## TEXTE PRÉSENTÉ
━━━
La réalité, c'est que pendant des années Total et ses ancêtres ont constitué un véritable État dans l'État. Ils supportent donc d'autant plus mal aujourd'hui de voir leur modèle remis en cause par des citoyennes et des citoyens demandant que la lutte contre le dérèglement climatique devienne une boussole. TotalEnergies est donc vent debout contre le texte en discussion à Bruxelles. C'est que le devoir de vigilance pour les entreprises est une notion qui repose sur un principe assez facile saisir : les entreprises ont une responsabilité à l'égard de la société dans laquelle elles opèrent. Elles ne peuvent agir en toute impunité, en négligeant les conséquences de leurs activités sur l’environnement et les droits humains. Simple, basique.
━━━
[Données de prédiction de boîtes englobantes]
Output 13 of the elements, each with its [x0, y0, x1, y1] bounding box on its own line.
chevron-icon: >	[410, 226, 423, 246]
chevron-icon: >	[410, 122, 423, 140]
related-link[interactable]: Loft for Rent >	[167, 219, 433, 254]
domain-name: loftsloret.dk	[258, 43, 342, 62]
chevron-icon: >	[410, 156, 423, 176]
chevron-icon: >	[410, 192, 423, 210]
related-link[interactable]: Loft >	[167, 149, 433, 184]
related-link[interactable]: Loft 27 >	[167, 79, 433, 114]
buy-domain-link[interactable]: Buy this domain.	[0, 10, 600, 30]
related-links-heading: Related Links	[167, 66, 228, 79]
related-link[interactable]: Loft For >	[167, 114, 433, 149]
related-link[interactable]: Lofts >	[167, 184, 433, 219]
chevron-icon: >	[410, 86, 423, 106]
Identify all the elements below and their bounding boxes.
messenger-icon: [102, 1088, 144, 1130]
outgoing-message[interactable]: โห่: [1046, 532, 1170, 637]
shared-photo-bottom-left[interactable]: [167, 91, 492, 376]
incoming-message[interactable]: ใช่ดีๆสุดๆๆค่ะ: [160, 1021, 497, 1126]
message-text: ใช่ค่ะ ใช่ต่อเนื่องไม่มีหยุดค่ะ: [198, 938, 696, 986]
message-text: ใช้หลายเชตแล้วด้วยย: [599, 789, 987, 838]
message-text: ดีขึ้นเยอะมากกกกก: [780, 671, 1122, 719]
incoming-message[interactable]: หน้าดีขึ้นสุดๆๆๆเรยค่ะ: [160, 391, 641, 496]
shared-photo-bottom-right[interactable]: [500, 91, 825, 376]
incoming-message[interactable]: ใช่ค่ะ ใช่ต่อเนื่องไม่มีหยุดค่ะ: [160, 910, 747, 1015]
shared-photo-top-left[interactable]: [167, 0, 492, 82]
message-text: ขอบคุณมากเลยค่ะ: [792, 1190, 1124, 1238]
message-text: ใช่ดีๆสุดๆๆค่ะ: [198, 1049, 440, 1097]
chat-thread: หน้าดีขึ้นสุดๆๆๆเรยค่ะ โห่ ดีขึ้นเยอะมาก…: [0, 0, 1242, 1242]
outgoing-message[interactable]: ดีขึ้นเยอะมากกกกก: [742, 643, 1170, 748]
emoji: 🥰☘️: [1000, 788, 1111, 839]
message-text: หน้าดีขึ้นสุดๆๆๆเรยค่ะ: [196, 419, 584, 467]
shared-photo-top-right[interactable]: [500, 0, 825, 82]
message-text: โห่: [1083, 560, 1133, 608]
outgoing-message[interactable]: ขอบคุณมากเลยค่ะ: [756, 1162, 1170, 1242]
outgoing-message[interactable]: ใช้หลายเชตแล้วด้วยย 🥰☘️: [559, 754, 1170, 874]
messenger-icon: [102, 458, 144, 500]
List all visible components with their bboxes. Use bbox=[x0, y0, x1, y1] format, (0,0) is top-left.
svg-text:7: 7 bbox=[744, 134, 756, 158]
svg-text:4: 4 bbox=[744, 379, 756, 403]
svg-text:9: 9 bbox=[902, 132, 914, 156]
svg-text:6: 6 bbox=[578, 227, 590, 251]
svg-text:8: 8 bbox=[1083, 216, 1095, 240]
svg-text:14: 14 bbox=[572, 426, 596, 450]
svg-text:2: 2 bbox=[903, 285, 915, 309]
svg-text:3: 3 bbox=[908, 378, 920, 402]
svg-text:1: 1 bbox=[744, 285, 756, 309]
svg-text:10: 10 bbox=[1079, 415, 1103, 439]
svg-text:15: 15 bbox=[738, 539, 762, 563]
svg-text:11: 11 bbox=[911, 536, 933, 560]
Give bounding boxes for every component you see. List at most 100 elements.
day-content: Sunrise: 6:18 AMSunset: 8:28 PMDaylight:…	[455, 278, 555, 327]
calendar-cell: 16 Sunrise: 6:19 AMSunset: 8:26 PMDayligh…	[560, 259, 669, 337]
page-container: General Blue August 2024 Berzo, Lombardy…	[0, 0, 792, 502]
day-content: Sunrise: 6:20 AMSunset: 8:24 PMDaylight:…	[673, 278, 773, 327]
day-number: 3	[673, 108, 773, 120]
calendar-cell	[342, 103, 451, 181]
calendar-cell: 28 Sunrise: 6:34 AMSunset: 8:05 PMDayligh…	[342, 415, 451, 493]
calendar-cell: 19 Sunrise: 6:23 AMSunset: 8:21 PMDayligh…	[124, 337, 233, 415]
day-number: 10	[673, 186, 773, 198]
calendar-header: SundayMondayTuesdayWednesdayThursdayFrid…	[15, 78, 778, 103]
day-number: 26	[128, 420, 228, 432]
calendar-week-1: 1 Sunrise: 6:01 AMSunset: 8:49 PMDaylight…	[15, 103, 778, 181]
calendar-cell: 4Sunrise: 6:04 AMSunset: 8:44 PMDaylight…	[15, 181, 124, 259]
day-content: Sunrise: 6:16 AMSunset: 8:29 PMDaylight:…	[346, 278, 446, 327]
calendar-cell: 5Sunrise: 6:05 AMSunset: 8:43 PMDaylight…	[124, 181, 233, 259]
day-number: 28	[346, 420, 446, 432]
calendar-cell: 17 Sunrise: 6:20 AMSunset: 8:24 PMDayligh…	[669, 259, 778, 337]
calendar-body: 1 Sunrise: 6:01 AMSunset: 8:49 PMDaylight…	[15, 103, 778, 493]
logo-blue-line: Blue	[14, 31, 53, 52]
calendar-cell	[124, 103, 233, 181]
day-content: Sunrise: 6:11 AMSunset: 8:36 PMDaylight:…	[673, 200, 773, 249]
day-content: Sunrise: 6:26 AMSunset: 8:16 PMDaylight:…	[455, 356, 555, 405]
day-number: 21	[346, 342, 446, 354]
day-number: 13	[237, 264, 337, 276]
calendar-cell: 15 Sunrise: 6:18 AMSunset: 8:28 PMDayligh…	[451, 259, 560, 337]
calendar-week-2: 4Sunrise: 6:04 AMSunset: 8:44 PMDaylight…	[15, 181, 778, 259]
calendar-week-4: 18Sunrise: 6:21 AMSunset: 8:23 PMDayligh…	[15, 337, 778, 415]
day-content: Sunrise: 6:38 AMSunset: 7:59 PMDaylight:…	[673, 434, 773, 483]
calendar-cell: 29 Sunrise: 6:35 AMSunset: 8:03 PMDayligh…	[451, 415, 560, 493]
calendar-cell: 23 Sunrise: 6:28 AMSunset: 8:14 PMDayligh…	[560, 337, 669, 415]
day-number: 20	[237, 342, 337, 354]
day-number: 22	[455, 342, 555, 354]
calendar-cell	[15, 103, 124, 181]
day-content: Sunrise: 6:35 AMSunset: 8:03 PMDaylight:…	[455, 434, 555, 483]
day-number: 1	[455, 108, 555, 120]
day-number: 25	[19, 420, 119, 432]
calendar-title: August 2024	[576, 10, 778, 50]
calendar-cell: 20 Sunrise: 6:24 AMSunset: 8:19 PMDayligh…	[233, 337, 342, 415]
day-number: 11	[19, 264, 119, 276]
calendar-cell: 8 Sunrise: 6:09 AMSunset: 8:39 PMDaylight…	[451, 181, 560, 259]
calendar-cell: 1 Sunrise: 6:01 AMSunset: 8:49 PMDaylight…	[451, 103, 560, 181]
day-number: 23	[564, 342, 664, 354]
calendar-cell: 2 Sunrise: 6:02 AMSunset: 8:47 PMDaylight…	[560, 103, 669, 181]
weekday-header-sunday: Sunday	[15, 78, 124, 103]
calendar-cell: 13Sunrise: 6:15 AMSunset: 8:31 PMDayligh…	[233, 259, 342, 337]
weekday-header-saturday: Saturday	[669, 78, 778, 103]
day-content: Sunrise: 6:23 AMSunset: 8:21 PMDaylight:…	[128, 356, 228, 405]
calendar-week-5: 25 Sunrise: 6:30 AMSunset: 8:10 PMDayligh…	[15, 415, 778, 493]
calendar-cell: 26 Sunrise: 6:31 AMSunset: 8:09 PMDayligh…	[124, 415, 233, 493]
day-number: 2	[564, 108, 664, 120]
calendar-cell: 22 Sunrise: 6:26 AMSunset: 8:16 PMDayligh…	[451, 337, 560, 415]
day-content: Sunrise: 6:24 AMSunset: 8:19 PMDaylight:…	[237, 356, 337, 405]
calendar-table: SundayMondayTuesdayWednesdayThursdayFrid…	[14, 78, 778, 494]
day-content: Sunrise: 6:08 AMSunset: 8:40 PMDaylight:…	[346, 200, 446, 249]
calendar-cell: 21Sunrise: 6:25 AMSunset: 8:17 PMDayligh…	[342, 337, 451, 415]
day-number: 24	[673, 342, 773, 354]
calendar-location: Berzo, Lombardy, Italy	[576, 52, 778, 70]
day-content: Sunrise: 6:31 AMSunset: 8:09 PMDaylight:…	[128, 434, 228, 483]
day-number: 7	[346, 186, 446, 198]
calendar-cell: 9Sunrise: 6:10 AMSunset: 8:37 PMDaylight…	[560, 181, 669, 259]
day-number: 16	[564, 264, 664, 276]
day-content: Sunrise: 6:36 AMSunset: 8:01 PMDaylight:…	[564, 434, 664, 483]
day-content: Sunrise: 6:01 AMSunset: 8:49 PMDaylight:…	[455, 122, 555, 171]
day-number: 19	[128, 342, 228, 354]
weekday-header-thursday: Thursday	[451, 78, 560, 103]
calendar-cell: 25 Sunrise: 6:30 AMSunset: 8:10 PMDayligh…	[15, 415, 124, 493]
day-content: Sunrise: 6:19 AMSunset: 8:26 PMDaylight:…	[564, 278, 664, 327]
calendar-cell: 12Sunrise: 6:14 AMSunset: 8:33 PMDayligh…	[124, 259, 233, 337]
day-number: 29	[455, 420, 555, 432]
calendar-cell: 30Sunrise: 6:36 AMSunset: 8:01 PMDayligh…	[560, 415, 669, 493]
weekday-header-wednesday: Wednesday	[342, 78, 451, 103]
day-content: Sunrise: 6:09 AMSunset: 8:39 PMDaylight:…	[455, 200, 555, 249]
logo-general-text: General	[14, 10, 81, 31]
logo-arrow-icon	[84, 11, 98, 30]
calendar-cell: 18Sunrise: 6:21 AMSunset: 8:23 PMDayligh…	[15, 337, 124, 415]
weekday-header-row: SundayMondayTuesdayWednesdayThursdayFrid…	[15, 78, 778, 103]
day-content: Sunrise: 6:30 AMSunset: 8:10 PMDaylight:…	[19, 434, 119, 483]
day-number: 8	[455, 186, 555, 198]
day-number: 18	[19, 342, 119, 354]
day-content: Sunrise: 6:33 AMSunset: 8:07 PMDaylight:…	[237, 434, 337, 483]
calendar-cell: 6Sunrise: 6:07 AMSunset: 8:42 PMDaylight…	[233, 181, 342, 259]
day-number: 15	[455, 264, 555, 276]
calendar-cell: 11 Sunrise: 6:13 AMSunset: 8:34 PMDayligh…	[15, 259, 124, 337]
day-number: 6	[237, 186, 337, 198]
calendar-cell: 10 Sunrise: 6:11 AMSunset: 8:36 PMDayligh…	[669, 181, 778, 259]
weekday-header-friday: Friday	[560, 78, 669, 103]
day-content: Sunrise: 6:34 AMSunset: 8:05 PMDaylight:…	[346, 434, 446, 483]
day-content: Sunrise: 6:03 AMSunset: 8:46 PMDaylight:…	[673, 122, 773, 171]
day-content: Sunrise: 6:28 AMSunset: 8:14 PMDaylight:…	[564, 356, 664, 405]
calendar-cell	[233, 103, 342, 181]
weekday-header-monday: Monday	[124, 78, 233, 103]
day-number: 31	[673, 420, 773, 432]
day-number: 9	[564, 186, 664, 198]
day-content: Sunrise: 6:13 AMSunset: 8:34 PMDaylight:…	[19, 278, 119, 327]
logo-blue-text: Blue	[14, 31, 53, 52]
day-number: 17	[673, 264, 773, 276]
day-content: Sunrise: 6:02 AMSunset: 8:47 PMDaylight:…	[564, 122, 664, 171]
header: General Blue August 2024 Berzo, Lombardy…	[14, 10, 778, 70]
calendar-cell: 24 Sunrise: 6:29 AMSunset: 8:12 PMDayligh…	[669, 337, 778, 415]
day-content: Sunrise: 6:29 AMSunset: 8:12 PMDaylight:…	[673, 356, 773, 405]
━━━
## CONSIGNE A
Recopiez le passage du texte sur TotalEnergies qui commence par "La réalité, c'est" et va jusqu'à "humains. Simple, basique.", en renommant "Bruxelles" en "Strasbourg".
## CONSIGNE B
D'après le texte sur TotalEnergies, contre quoi TotalEnergies est-il vent debout ?
## CONSIGNE C
Poursuivez le texte sur TotalEnergies à partir de l'endroit où il s'arrête.
Les lignes n'ont aucun rapport avec le texte sur TotalEnergies.

## RÉSULTAT A
La réalité, c'est que pendant des années Total et ses ancêtres ont constitué un véritable État dans l'État. Ils supportent donc d'autant plus mal aujourd'hui de voir leur modèle remis en cause par des citoyennes et des citoyens demandant que la lutte contre le dérèglement climatique devienne une boussole. TotalEnergies est donc vent debout contre le texte en discussion à Strasbourg. C'est que le devoir de vigilance pour les entreprises est une notion qui repose sur un principe assez facile saisir : les entreprises ont une responsabilité à l'égard de la société dans laquelle elles opèrent. Elles ne peuvent agir en toute impunité, en négligeant les conséquences de leurs activités sur l’environnement et les droits humains. Simple, basique.

## RÉSULTAT B
Contre le texte en discussion à Bruxelles.

## RÉSULTAT C
Sauf que voilà, comme disait feu Michel Audiard dans une de ses formules lapidaires « Un financier, ça n'a jamais de remords. Même pas de regrets. Tout simplement la pétoche. » Pétoche... L'expression est plus vieille que Greta Thunberg ou Camille Etienne. Mais la formule d'Audiard pose une question redoutablement actuelle. L'impunité des puissants nourrit-elle leur crimes climatiques? Vous avez quatre heures. Ou plutôt non : 30 secondes suffiront, tant l'évidence s'impose. Ne nous étonnons pas que les méga-pollueurs balaient leurs responsabilités d’un revers de main dédaigneux : ils ne risquent pas grand chose.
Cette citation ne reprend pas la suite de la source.